§ CHALLENGE: Report the number of lines that include "value", with no additional text.

***** DATA *****

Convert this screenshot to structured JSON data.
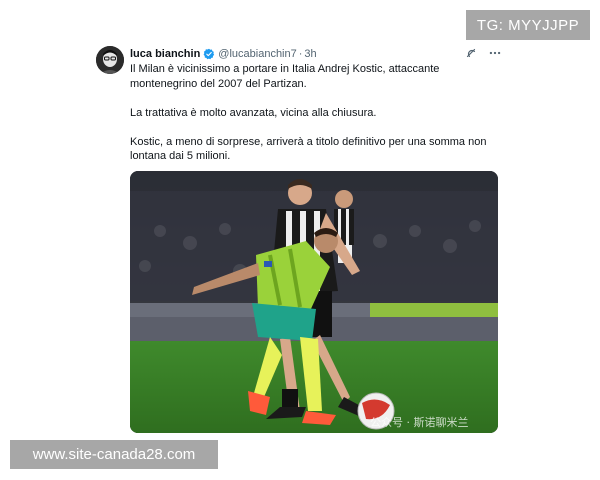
{
  "overlay": {
    "tg_label": "TG: MYYJJPP",
    "site_label": "www.site-canada28.com"
  },
  "tweet": {
    "display_name": "luca bianchin",
    "handle": "@lucabianchin7",
    "separator": "·",
    "time": "3h",
    "paragraphs": [
      "Il Milan è vicinissimo a portare in Italia Andrej Kostic, attaccante montenegrino del 2007 del Partizan.",
      "La trattativa è molto avanzata, vicina alla chiusura.",
      "Kostic, a meno di sorprese, arriverà a titolo definitivo per una somma non lontana dai 5 milioni."
    ],
    "icons": {
      "avatar": "avatar",
      "verified": "verified-badge-icon",
      "grok": "grok-icon",
      "more": "more-icon"
    },
    "media_watermark": "公众号 · 斯诺聊米兰",
    "colors": {
      "verified": "#1d9bf0",
      "secondary_text": "#536471",
      "primary_text": "#0f1419"
    }
  }
}
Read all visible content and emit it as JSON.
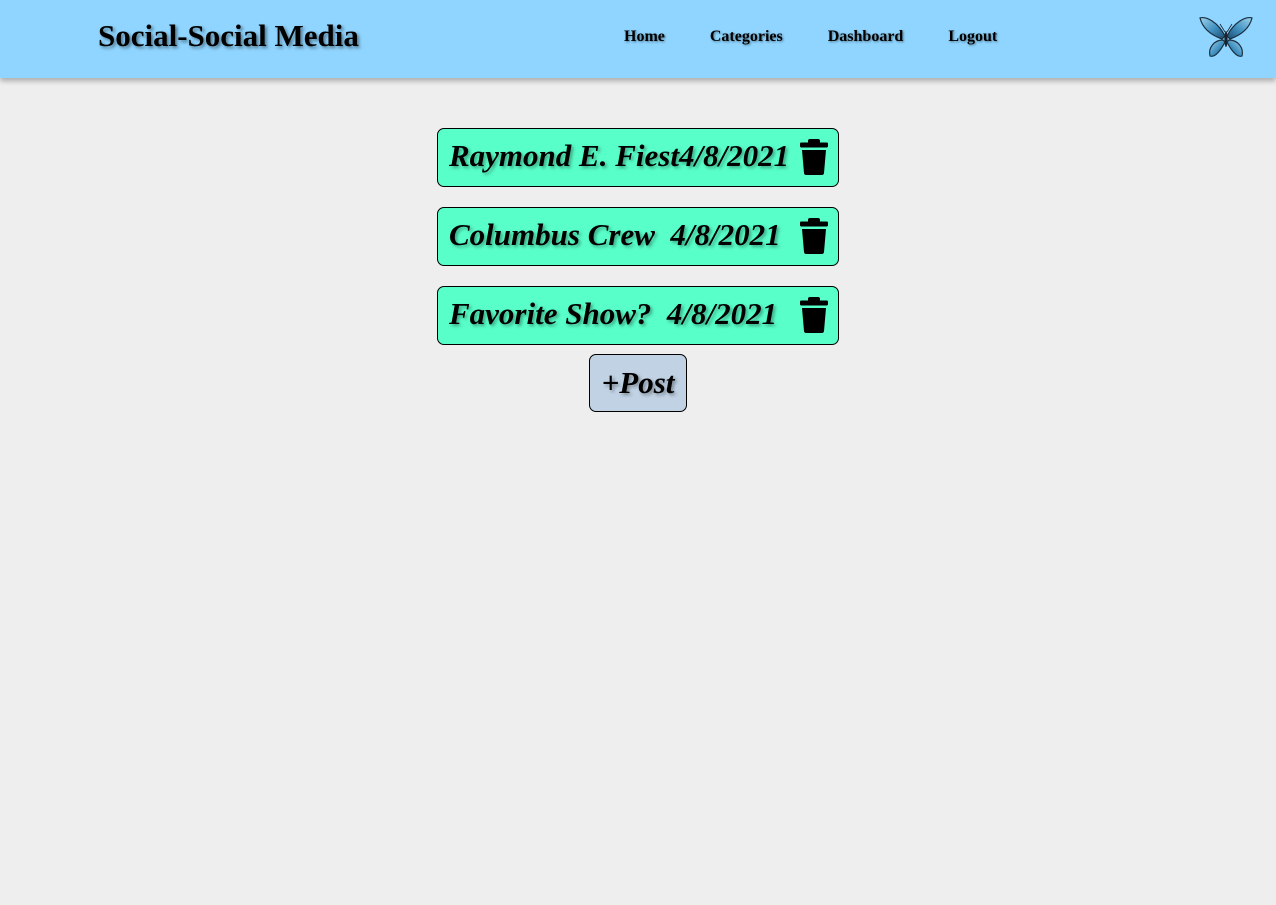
{
  "header": {
    "title": "Social-Social Media",
    "nav": [
      {
        "label": "Home"
      },
      {
        "label": "Categories"
      },
      {
        "label": "Dashboard"
      },
      {
        "label": "Logout"
      }
    ],
    "logo_icon": "butterfly-icon",
    "background_color": "#8fd5ff"
  },
  "posts": [
    {
      "title": "Raymond E. Fiest",
      "date": "4/8/2021",
      "separator": "",
      "icon": "trash-icon"
    },
    {
      "title": "Columbus Crew",
      "date": "4/8/2021",
      "separator": "  ",
      "icon": "trash-icon"
    },
    {
      "title": "Favorite Show?",
      "date": "4/8/2021",
      "separator": "  ",
      "icon": "trash-icon"
    }
  ],
  "post_color": "#58ffc8",
  "add_post": {
    "label": "+Post",
    "color": "#c0d2e4"
  },
  "page_background": "#eeeeee"
}
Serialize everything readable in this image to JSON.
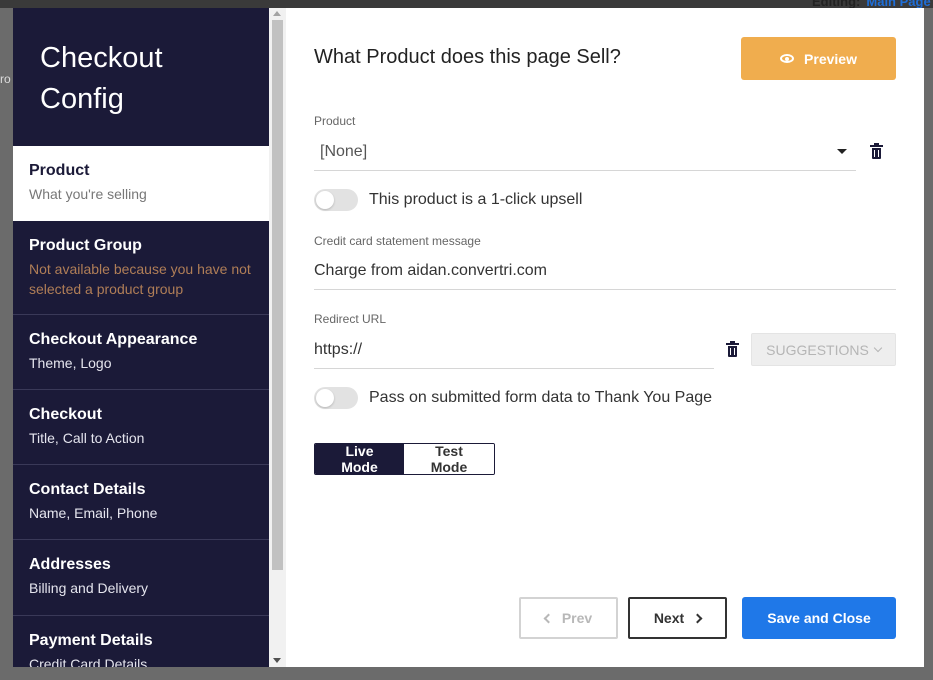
{
  "background": {
    "editing_label": "Editing:",
    "editing_link": "Main Page",
    "left_text": "ro"
  },
  "sidebar": {
    "title": "Checkout Config",
    "items": [
      {
        "title": "Product",
        "subtitle": "What you're selling",
        "active": true
      },
      {
        "title": "Product Group",
        "subtitle": "Not available because you have not selected a product group",
        "warn": true
      },
      {
        "title": "Checkout Appearance",
        "subtitle": "Theme, Logo"
      },
      {
        "title": "Checkout",
        "subtitle": "Title, Call to Action"
      },
      {
        "title": "Contact Details",
        "subtitle": "Name, Email, Phone"
      },
      {
        "title": "Addresses",
        "subtitle": "Billing and Delivery"
      },
      {
        "title": "Payment Details",
        "subtitle": "Credit Card Details"
      }
    ]
  },
  "main": {
    "heading": "What Product does this page Sell?",
    "preview_label": "Preview",
    "product": {
      "label": "Product",
      "value": "[None]"
    },
    "upsell_toggle": {
      "label": "This product is a 1-click upsell",
      "on": false
    },
    "statement": {
      "label": "Credit card statement message",
      "value": "Charge from aidan.convertri.com"
    },
    "redirect": {
      "label": "Redirect URL",
      "value": "https://",
      "suggestions_label": "SUGGESTIONS"
    },
    "pass_toggle": {
      "label": "Pass on submitted form data to Thank You Page",
      "on": false
    },
    "modes": {
      "live": "Live Mode",
      "test": "Test Mode",
      "selected": "Live Mode"
    },
    "footer": {
      "prev": "Prev",
      "next": "Next",
      "save": "Save and Close"
    }
  },
  "colors": {
    "sidebar_bg": "#1b1a38",
    "preview": "#f0ad4e",
    "primary": "#1f78e8",
    "warn_text": "#b07e57"
  }
}
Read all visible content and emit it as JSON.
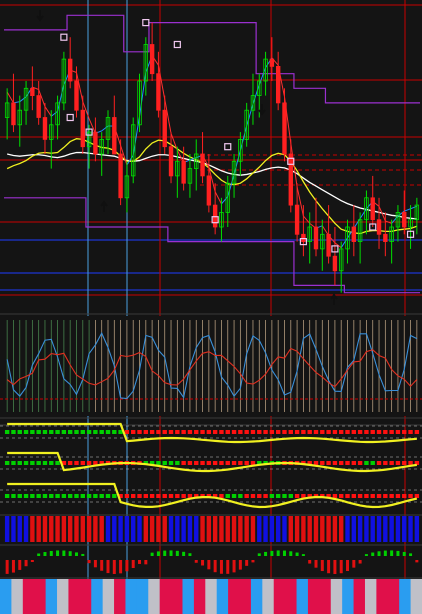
{
  "colors": {
    "background": "#141414",
    "grid_red": "#c80000",
    "grid_blue": "#1e3cff",
    "bull": "#00e000",
    "bear": "#ff2020",
    "ma_white": "#ffffff",
    "ma_yellow": "#f0f020",
    "ma_red": "#ff3030",
    "ma_blue": "#1e90ff",
    "envelope": "#9b30d0",
    "cursor_blue": "#4aa0e0",
    "arrow": "#000000",
    "osc_blue": "#3a8fd8",
    "osc_red": "#e03020",
    "osc_bar": "#e8c8a0",
    "dot_green": "#00d000",
    "dot_red": "#ff1010",
    "hist_blue": "#1010e0",
    "hist_red": "#e01010",
    "strip_red": "#e0104a",
    "strip_blue": "#2a9df0",
    "strip_gray": "#c0c0c8"
  },
  "icons": [
    "down-arrow-icon",
    "up-arrow-icon",
    "marker-square-icon"
  ],
  "chart_data": {
    "type": "candlestick",
    "candles_note": "",
    "candles": [
      [
        3,
        7,
        0,
        5
      ],
      [
        5,
        9,
        1,
        2
      ],
      [
        2,
        6,
        -1,
        4
      ],
      [
        4,
        8,
        2,
        7
      ],
      [
        7,
        10,
        4,
        6
      ],
      [
        6,
        8,
        2,
        3
      ],
      [
        3,
        5,
        -2,
        0
      ],
      [
        0,
        4,
        -4,
        2
      ],
      [
        2,
        6,
        0,
        5
      ],
      [
        5,
        12,
        4,
        11
      ],
      [
        11,
        14,
        7,
        8
      ],
      [
        8,
        10,
        3,
        4
      ],
      [
        4,
        6,
        -2,
        -1
      ],
      [
        -1,
        2,
        -4,
        1
      ],
      [
        1,
        3,
        -3,
        -2
      ],
      [
        -2,
        1,
        -5,
        0
      ],
      [
        0,
        4,
        -2,
        3
      ],
      [
        3,
        6,
        -1,
        -2
      ],
      [
        -2,
        0,
        -9,
        -8
      ],
      [
        -8,
        -3,
        -10,
        -5
      ],
      [
        -5,
        3,
        -6,
        2
      ],
      [
        2,
        9,
        1,
        8
      ],
      [
        8,
        14,
        6,
        13
      ],
      [
        13,
        16,
        8,
        9
      ],
      [
        9,
        12,
        3,
        4
      ],
      [
        4,
        6,
        -2,
        -1
      ],
      [
        -1,
        1,
        -6,
        -5
      ],
      [
        -5,
        -1,
        -8,
        -3
      ],
      [
        -3,
        -1,
        -7,
        -6
      ],
      [
        -6,
        -2,
        -8,
        -4
      ],
      [
        -4,
        0,
        -7,
        -2
      ],
      [
        -2,
        1,
        -6,
        -5
      ],
      [
        -5,
        -2,
        -10,
        -9
      ],
      [
        -9,
        -6,
        -13,
        -12
      ],
      [
        -12,
        -8,
        -14,
        -10
      ],
      [
        -10,
        -5,
        -12,
        -6
      ],
      [
        -6,
        -2,
        -8,
        -3
      ],
      [
        -3,
        1,
        -5,
        0
      ],
      [
        0,
        5,
        -1,
        4
      ],
      [
        4,
        9,
        2,
        6
      ],
      [
        6,
        9,
        3,
        8
      ],
      [
        8,
        12,
        6,
        11
      ],
      [
        11,
        14,
        8,
        10
      ],
      [
        10,
        12,
        4,
        5
      ],
      [
        5,
        7,
        -3,
        -2
      ],
      [
        -2,
        0,
        -10,
        -9
      ],
      [
        -9,
        -6,
        -14,
        -13
      ],
      [
        -13,
        -9,
        -16,
        -14
      ],
      [
        -14,
        -10,
        -17,
        -12
      ],
      [
        -12,
        -8,
        -16,
        -15
      ],
      [
        -15,
        -11,
        -18,
        -13
      ],
      [
        -13,
        -9,
        -17,
        -16
      ],
      [
        -16,
        -12,
        -20,
        -18
      ],
      [
        -18,
        -14,
        -21,
        -15
      ],
      [
        -15,
        -11,
        -17,
        -12
      ],
      [
        -12,
        -9,
        -16,
        -14
      ],
      [
        -14,
        -10,
        -17,
        -11
      ],
      [
        -11,
        -7,
        -13,
        -8
      ],
      [
        -8,
        -5,
        -12,
        -11
      ],
      [
        -11,
        -8,
        -15,
        -13
      ],
      [
        -13,
        -10,
        -16,
        -14
      ],
      [
        -14,
        -11,
        -17,
        -12
      ],
      [
        -12,
        -9,
        -14,
        -10
      ],
      [
        -10,
        -7,
        -13,
        -12
      ],
      [
        -12,
        -9,
        -15,
        -11
      ],
      [
        -11,
        -8,
        -13,
        -9
      ]
    ],
    "ma_white": [
      -2,
      -2.2,
      -2.3,
      -2.2,
      -2.1,
      -2.1,
      -2.2,
      -2.4,
      -2.5,
      -2.3,
      -2,
      -1.8,
      -1.8,
      -1.9,
      -2,
      -2.1,
      -2.2,
      -2.3,
      -2.6,
      -2.9,
      -3,
      -2.9,
      -2.6,
      -2.3,
      -2.1,
      -2.1,
      -2.2,
      -2.4,
      -2.6,
      -2.8,
      -3,
      -3.2,
      -3.5,
      -3.9,
      -4.3,
      -4.6,
      -4.8,
      -4.9,
      -4.8,
      -4.6,
      -4.4,
      -4.1,
      -3.9,
      -3.8,
      -3.9,
      -4.2,
      -4.7,
      -5.3,
      -5.9,
      -6.4,
      -6.9,
      -7.4,
      -7.9,
      -8.4,
      -8.8,
      -9.1,
      -9.4,
      -9.6,
      -9.8,
      -10,
      -10.2,
      -10.4,
      -10.5,
      -10.7,
      -10.8,
      -10.9
    ],
    "ma_yellow": [
      -4,
      -3.6,
      -3.3,
      -2.9,
      -2.3,
      -1.9,
      -1.8,
      -1.9,
      -1.8,
      -1.1,
      -0.3,
      0.1,
      0,
      -0.4,
      -0.8,
      -1.1,
      -1.2,
      -1.5,
      -2.3,
      -3,
      -3,
      -2.4,
      -1.3,
      -0.5,
      -0.1,
      -0.2,
      -0.7,
      -1.3,
      -1.9,
      -2.4,
      -2.8,
      -3.2,
      -3.9,
      -4.8,
      -5.6,
      -6.1,
      -6.2,
      -6,
      -5.4,
      -4.6,
      -3.8,
      -2.9,
      -2.2,
      -1.9,
      -2.1,
      -3,
      -4.3,
      -5.8,
      -7.2,
      -8.4,
      -9.5,
      -10.5,
      -11.5,
      -12.3,
      -12.6,
      -12.8,
      -12.9,
      -12.6,
      -12.5,
      -12.5,
      -12.6,
      -12.6,
      -12.4,
      -12.3,
      -12.2,
      -11.9
    ],
    "envelope_upper": [
      15,
      15,
      15,
      15,
      15,
      15,
      15,
      15,
      15,
      15,
      17,
      17,
      17,
      17,
      17,
      17,
      17,
      17,
      17,
      12,
      12,
      12,
      12,
      16,
      16,
      16,
      16,
      16,
      16,
      16,
      16,
      16,
      16,
      16,
      16,
      16,
      16,
      16,
      16,
      16,
      9,
      9,
      9,
      9,
      9,
      9,
      7,
      7,
      7,
      7,
      7,
      5,
      5,
      5,
      5,
      5,
      5,
      5,
      5,
      5,
      5,
      5,
      5,
      5,
      5,
      5
    ],
    "envelope_lower": [
      -8,
      -8,
      -8,
      -8,
      -8,
      -8,
      -8,
      -8,
      -8,
      -8,
      -8,
      -8,
      -8,
      -12,
      -12,
      -12,
      -12,
      -12,
      -12,
      -12,
      -12,
      -12,
      -12,
      -12,
      -12,
      -12,
      -14,
      -14,
      -14,
      -14,
      -14,
      -14,
      -14,
      -14,
      -14,
      -14,
      -14,
      -14,
      -14,
      -14,
      -14,
      -14,
      -14,
      -14,
      -14,
      -14,
      -20,
      -20,
      -20,
      -20,
      -20,
      -20,
      -20,
      -20,
      -21,
      -21,
      -21,
      -21,
      -21,
      -21,
      -21,
      -21,
      -21,
      -21,
      -21,
      -21
    ]
  }
}
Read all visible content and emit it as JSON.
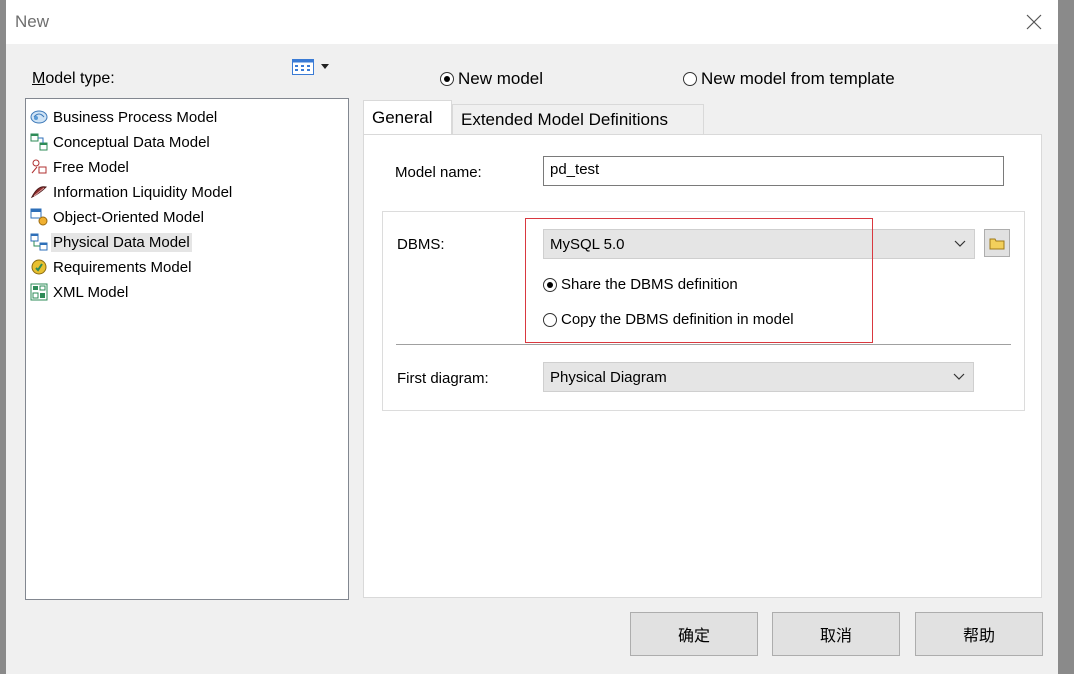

*****

§ SOLUTION: 3